» GIVEN REQUEST
From the entries below, list each line with "text".

(Collected data)
────────────────

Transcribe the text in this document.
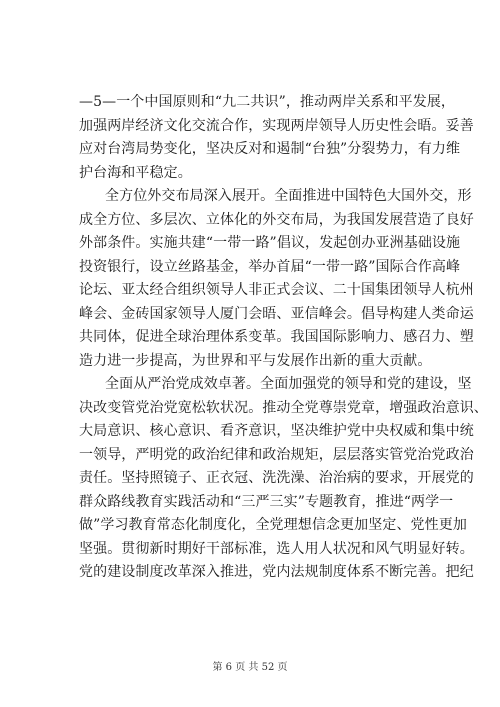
—5—一个中国原则和“九二共识”，推动两岸关系和平发展，
加强两岸经济文化交流合作，实现两岸领导人历史性会晤。妥善
应对台湾局势变化，坚决反对和遏制“台独”分裂势力，有力维
护台海和平稳定。
全方位外交布局深入展开。全面推进中国特色大国外交，形
成全方位、多层次、立体化的外交布局，为我国发展营造了良好
外部条件。实施共建“一带一路”倡议，发起创办亚洲基础设施
投资银行，设立丝路基金，举办首届“一带一路”国际合作高峰
论坛、亚太经合组织领导人非正式会议、二十国集团领导人杭州
峰会、金砖国家领导人厦门会晤、亚信峰会。倡导构建人类命运
共同体，促进全球治理体系变革。我国国际影响力、感召力、塑
造力进一步提高，为世界和平与发展作出新的重大贡献。
全面从严治党成效卓著。全面加强党的领导和党的建设，坚
决改变管党治党宽松软状况。推动全党尊崇党章，增强政治意识、
大局意识、核心意识、看齐意识，坚决维护党中央权威和集中统
一领导，严明党的政治纪律和政治规矩，层层落实管党治党政治
责任。坚持照镜子、正衣冠、洗洗澡、治治病的要求，开展党的
群众路线教育实践活动和“三严三实”专题教育，推进“两学一
做”学习教育常态化制度化，全党理想信念更加坚定、党性更加
坚强。贯彻新时期好干部标准，选人用人状况和风气明显好转。
党的建设制度改革深入推进，党内法规制度体系不断完善。把纪
第 6 页 共 52 页
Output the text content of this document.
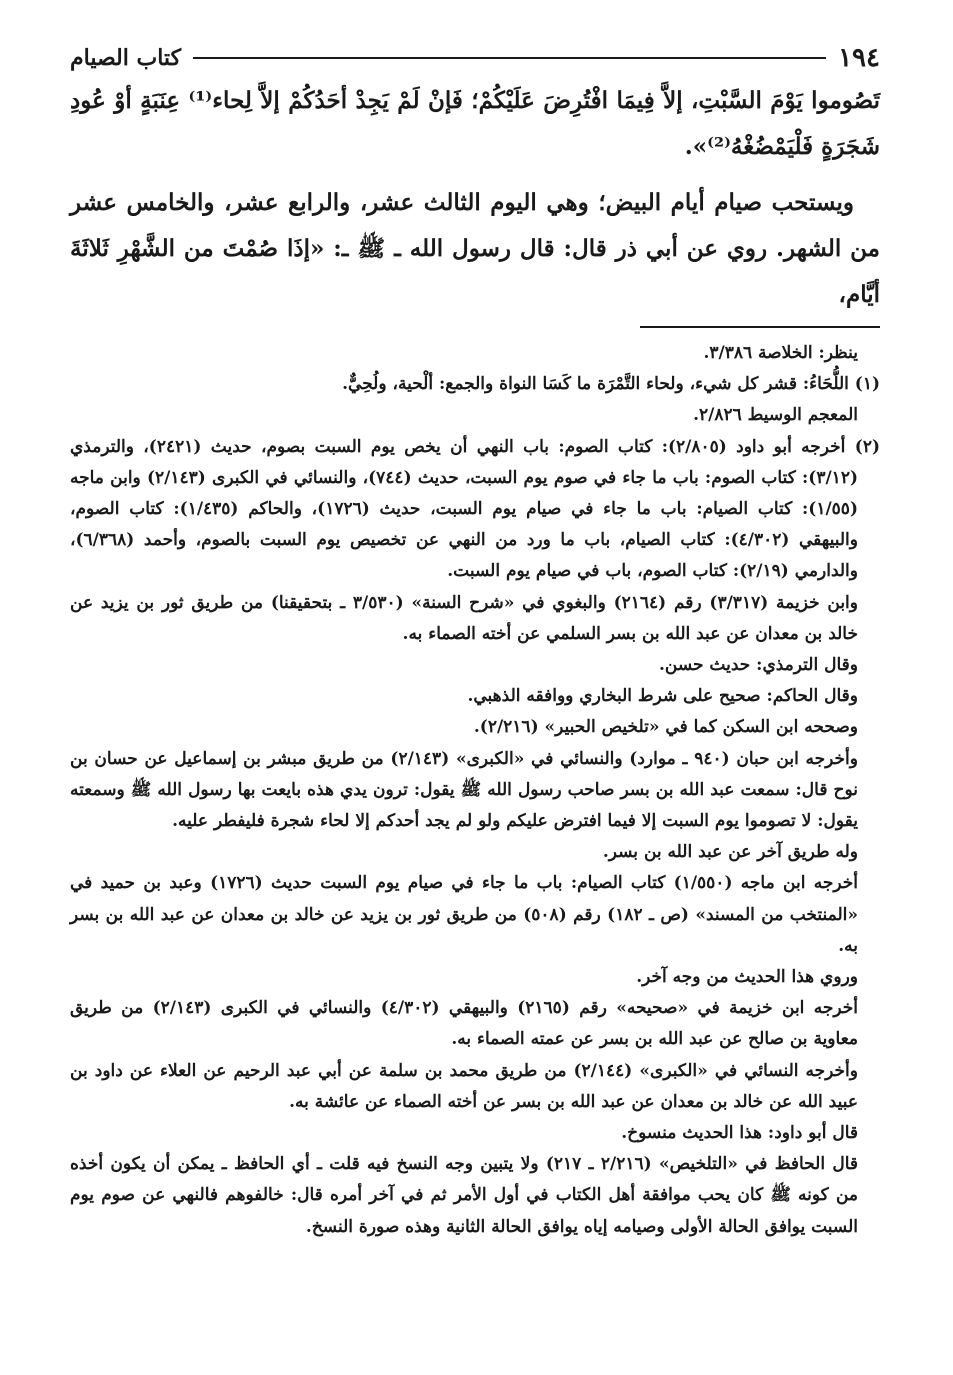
١٩٤
كتاب الصيام

تَصُوموا يَوْمَ السَّبْتِ، إلاَّ فِيمَا افْتُرِضَ عَلَيْكُمْ؛ فَإنْ لَمْ يَجِدْ أحَدُكُمْ إلاَّ لِحاء⁽¹⁾ عِنَبَةٍ أوْ عُودِ شَجَرَةٍ فَلْيَمْضُغْهُ⁽²⁾».

ويستحب صيام أيام البيض؛ وهي اليوم الثالث عشر، والرابع عشر، والخامس عشر من الشهر. روي عن أبي ذر قال: قال رسول الله ـ ﷺ ـ: «إذَا صُمْتَ من الشَّهْرِ ثَلاثَةَ أيَّام،

ينظر: الخلاصة ٣/٣٨٦.

(١) اللُّحَاءُ: قشر كل شيء، ولحاء التَّمْرَة ما كَسَا النواة والجمع: ألْحية، ولُحِيٌّ.

المعجم الوسيط ٢/٨٢٦.

(٢) أخرجه أبو داود (٢/٨٠٥): كتاب الصوم: باب النهي أن يخص يوم السبت بصوم، حديث (٢٤٢١)، والترمذي (٣/١٢): كتاب الصوم: باب ما جاء في صوم يوم السبت، حديث (٧٤٤)، والنسائي في الكبرى (٢/١٤٣) وابن ماجه (١/٥٥): كتاب الصيام: باب ما جاء في صيام يوم السبت، حديث (١٧٢٦)، والحاكم (١/٤٣٥): كتاب الصوم، والبيهقي (٤/٣٠٢): كتاب الصيام، باب ما ورد من النهي عن تخصيص يوم السبت بالصوم، وأحمد (٦/٣٦٨)، والدارمي (٢/١٩): كتاب الصوم، باب في صيام يوم السبت.

وابن خزيمة (٣/٣١٧) رقم (٢١٦٤) والبغوي في «شرح السنة» (٣/٥٣٠ ـ بتحقيقنا) من طريق ثور بن يزيد عن خالد بن معدان عن عبد الله بن بسر السلمي عن أخته الصماء به.

وقال الترمذي: حديث حسن.

وقال الحاكم: صحيح على شرط البخاري ووافقه الذهبي.

وصححه ابن السكن كما في «تلخيص الحبير» (٢/٢١٦).

وأخرجه ابن حبان (٩٤٠ ـ موارد) والنسائي في «الكبرى» (٢/١٤٣) من طريق مبشر بن إسماعيل عن حسان بن نوح قال: سمعت عبد الله بن بسر صاحب رسول الله ﷺ يقول: ترون يدي هذه بايعت بها رسول الله ﷺ وسمعته يقول: لا تصوموا يوم السبت إلا فيما افترض عليكم ولو لم يجد أحدكم إلا لحاء شجرة فليفطر عليه.

وله طريق آخر عن عبد الله بن بسر.

أخرجه ابن ماجه (١/٥٥٠) كتاب الصيام: باب ما جاء في صيام يوم السبت حديث (١٧٢٦) وعبد بن حميد في «المنتخب من المسند» (ص ـ ١٨٢) رقم (٥٠٨) من طريق ثور بن يزيد عن خالد بن معدان عن عبد الله بن بسر به.

وروي هذا الحديث من وجه آخر.

أخرجه ابن خزيمة في «صحيحه» رقم (٢١٦٥) والبيهقي (٤/٣٠٢) والنسائي في الكبرى (٢/١٤٣) من طريق معاوية بن صالح عن عبد الله بن بسر عن عمته الصماء به.

وأخرجه النسائي في «الكبرى» (٢/١٤٤) من طريق محمد بن سلمة عن أبي عبد الرحيم عن العلاء عن داود بن عبيد الله عن خالد بن معدان عن عبد الله بن بسر عن أخته الصماء عن عائشة به.

قال أبو داود: هذا الحديث منسوخ.

قال الحافظ في «التلخيص» (٢/٢١٦ ـ ٢١٧) ولا يتبين وجه النسخ فيه قلت ـ أي الحافظ ـ يمكن أن يكون أخذه من كونه ﷺ كان يحب موافقة أهل الكتاب في أول الأمر ثم في آخر أمره قال: خالفوهم فالنهي عن صوم يوم السبت يوافق الحالة الأولى وصيامه إياه يوافق الحالة الثانية وهذه صورة النسخ.
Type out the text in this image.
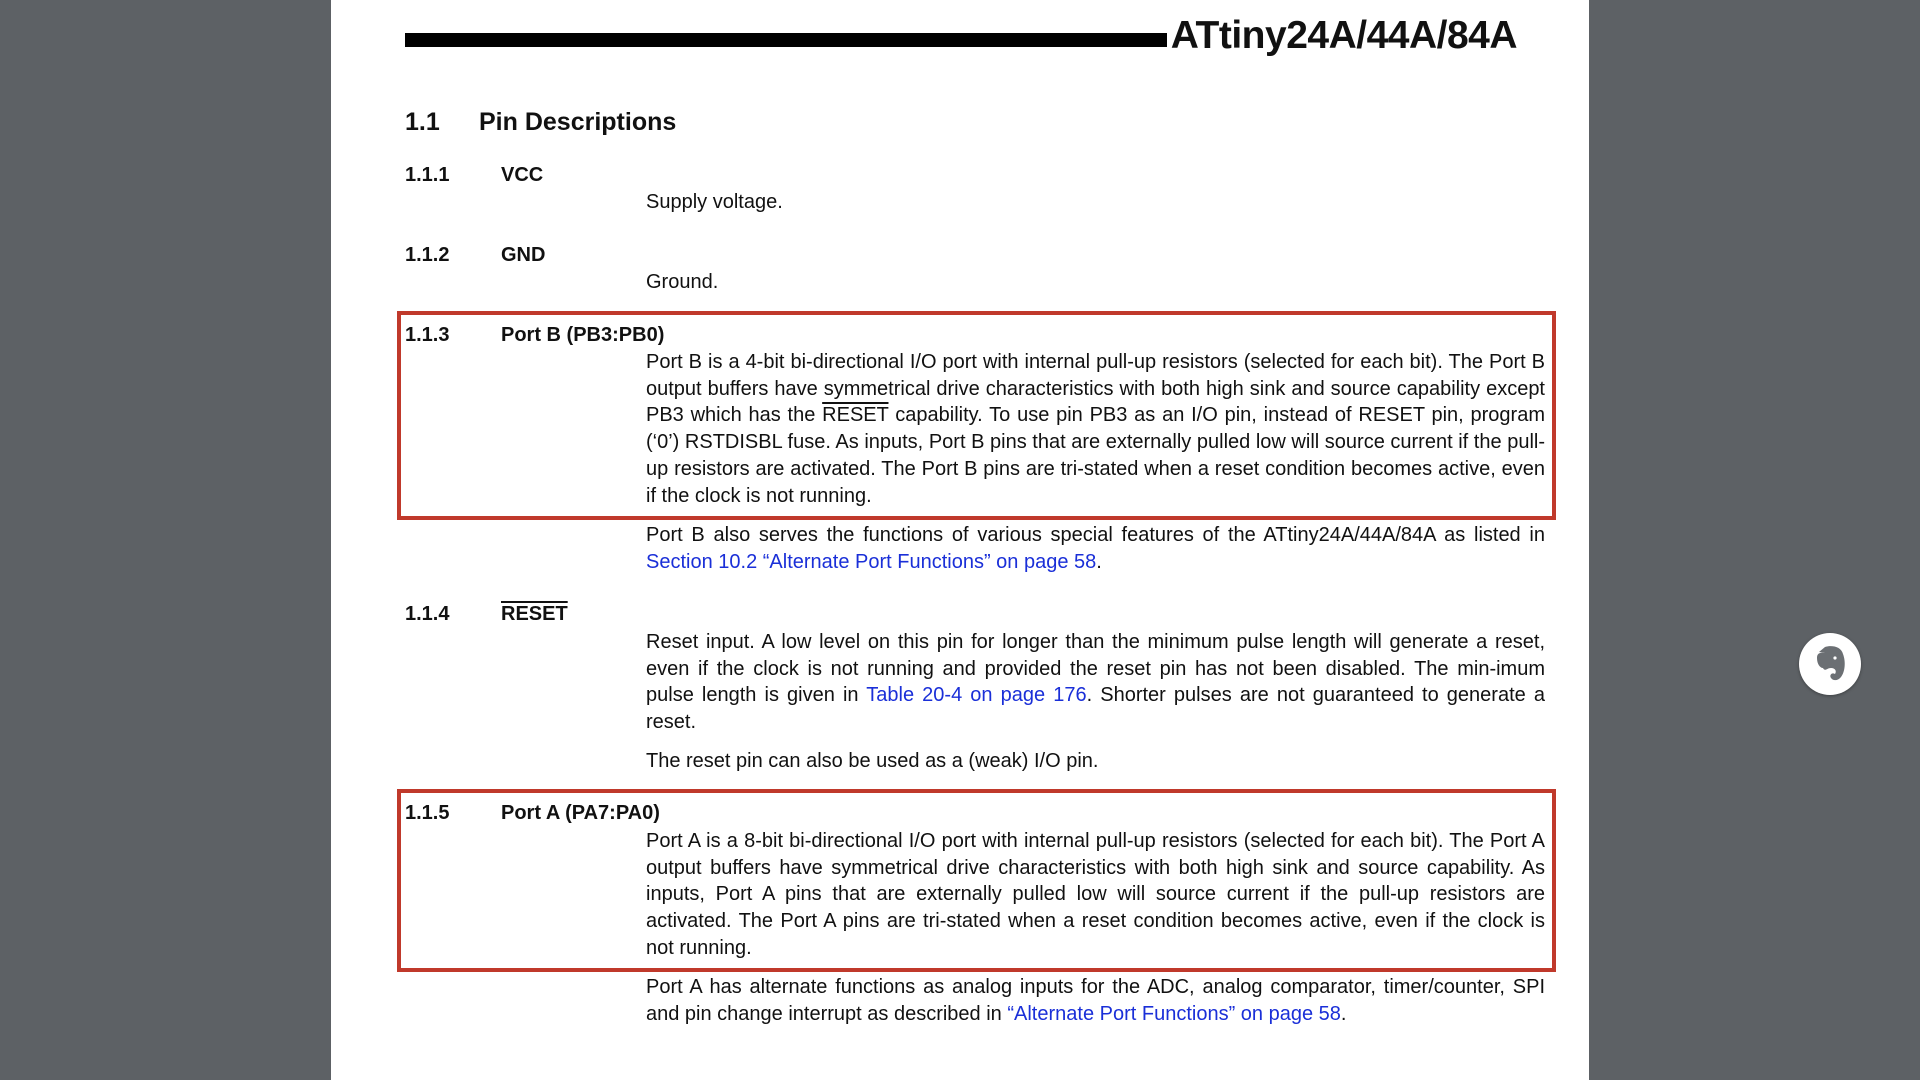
ATtiny24A/44A/84A
1.1 Pin Descriptions
1.1.1	VCC

Supply voltage.

1.1.2	GND

Ground.

1.1.3	Port B (PB3:PB0)

Port B is a 4-bit bi-directional I/O port with internal pull-up resistors (selected for each bit). The Port B output buffers have symmetrical drive characteristics with both high sink and source capability except PB3 which has the RESET capability. To use pin PB3 as an I/O pin, instead of RESET pin, program (‘0’) RSTDISBL fuse. As inputs, Port B pins that are externally pulled low will source current if the pull-up resistors are activated. The Port B pins are tri-stated when a reset condition becomes active, even if the clock is not running.

Port B also serves the functions of various special features of the ATtiny24A/44A/84A as listed in Section 10.2 “Alternate Port Functions” on page 58.

1.1.4	RESET

Reset input. A low level on this pin for longer than the minimum pulse length will generate a reset, even if the clock is not running and provided the reset pin has not been disabled. The min-imum pulse length is given in Table 20-4 on page 176. Shorter pulses are not guaranteed to generate a reset.

The reset pin can also be used as a (weak) I/O pin.

1.1.5	Port A (PA7:PA0)

Port A is a 8-bit bi-directional I/O port with internal pull-up resistors (selected for each bit). The Port A output buffers have symmetrical drive characteristics with both high sink and source capability. As inputs, Port A pins that are externally pulled low will source current if the pull-up resistors are activated. The Port A pins are tri-stated when a reset condition becomes active, even if the clock is not running.

Port A has alternate functions as analog inputs for the ADC, analog comparator, timer/counter, SPI and pin change interrupt as described in “Alternate Port Functions” on page 58.
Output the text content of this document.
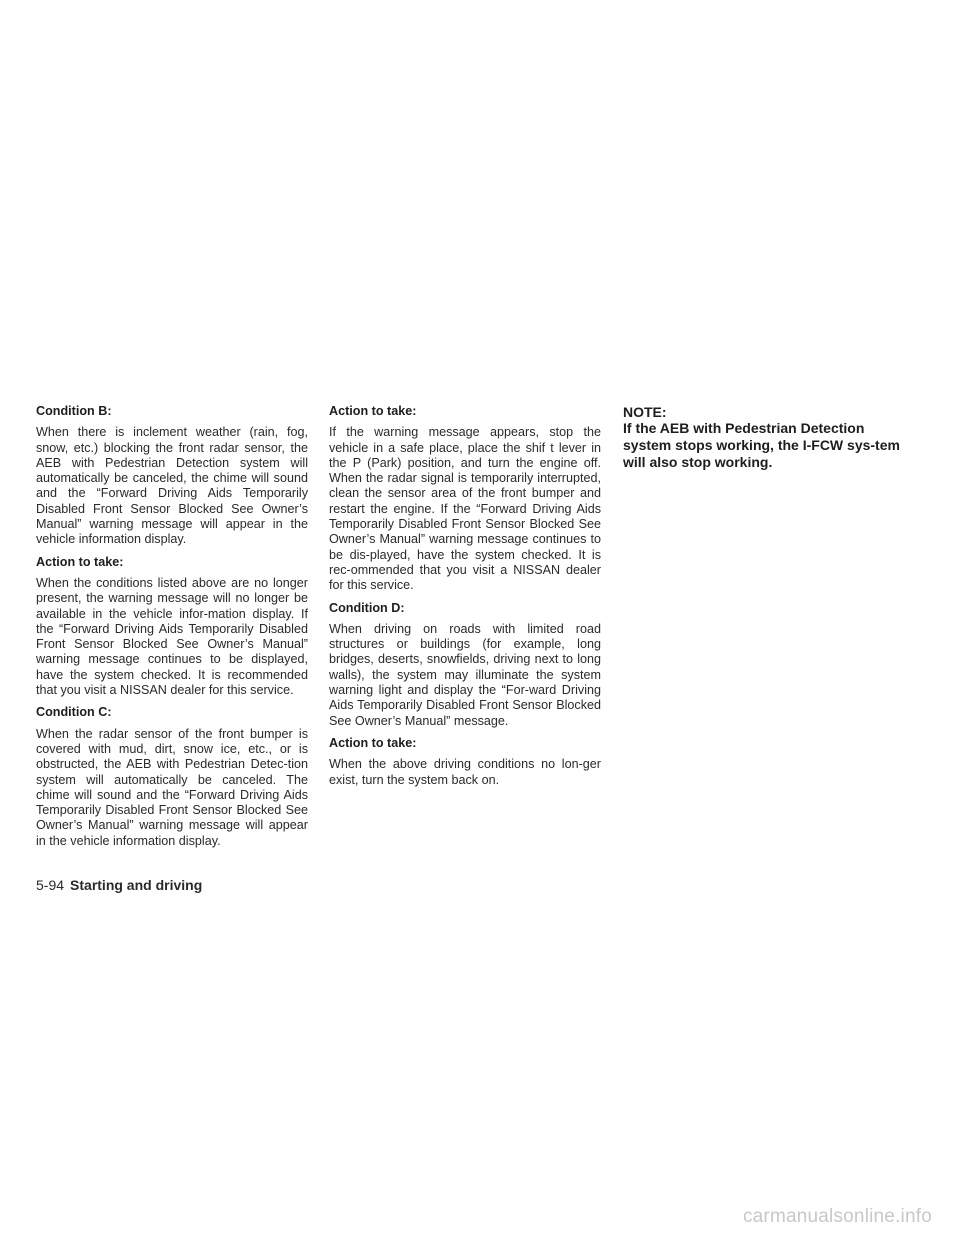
Condition B:

When there is inclement weather (rain, fog, snow, etc.) blocking the front radar sensor, the AEB with Pedestrian Detection system will automatically be canceled, the chime will sound and the “Forward Driving Aids Temporarily Disabled Front Sensor Blocked See Owner’s Manual” warning message will appear in the vehicle information display.

Action to take:

When the conditions listed above are no longer present, the warning message will no longer be available in the vehicle infor-mation display. If the “Forward Driving Aids Temporarily Disabled Front Sensor Blocked See Owner’s Manual” warning message continues to be displayed, have the system checked. It is recommended that you visit a NISSAN dealer for this service.

Condition C:

When the radar sensor of the front bumper is covered with mud, dirt, snow ice, etc., or is obstructed, the AEB with Pedestrian Detec-tion system will automatically be canceled. The chime will sound and the “Forward Driving Aids Temporarily Disabled Front Sensor Blocked See Owner’s Manual” warning message will appear in the vehicle information display.

Action to take:

If the warning message appears, stop the vehicle in a safe place, place the shif t lever in the P (Park) position, and turn the engine off. When the radar signal is temporarily interrupted, clean the sensor area of the front bumper and restart the engine. If the “Forward Driving Aids Temporarily Disabled Front Sensor Blocked See Owner’s Manual” warning message continues to be dis-played, have the system checked. It is rec-ommended that you visit a NISSAN dealer for this service.

Condition D:

When driving on roads with limited road structures or buildings (for example, long bridges, deserts, snowfields, driving next to long walls), the system may illuminate the system warning light and display the “For-ward Driving Aids Temporarily Disabled Front Sensor Blocked See Owner’s Manual” message.

Action to take:

When the above driving conditions no lon-ger exist, turn the system back on.

NOTE:
If the AEB with Pedestrian Detection system stops working, the I-FCW sys-tem will also stop working.
5-94 Starting and driving
carmanualsonline.info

────────────────

» FINAL RESULT
Transcribe the text in this document.
Output the text content of this document.
Type out the text in this image.
Output the text content of this document.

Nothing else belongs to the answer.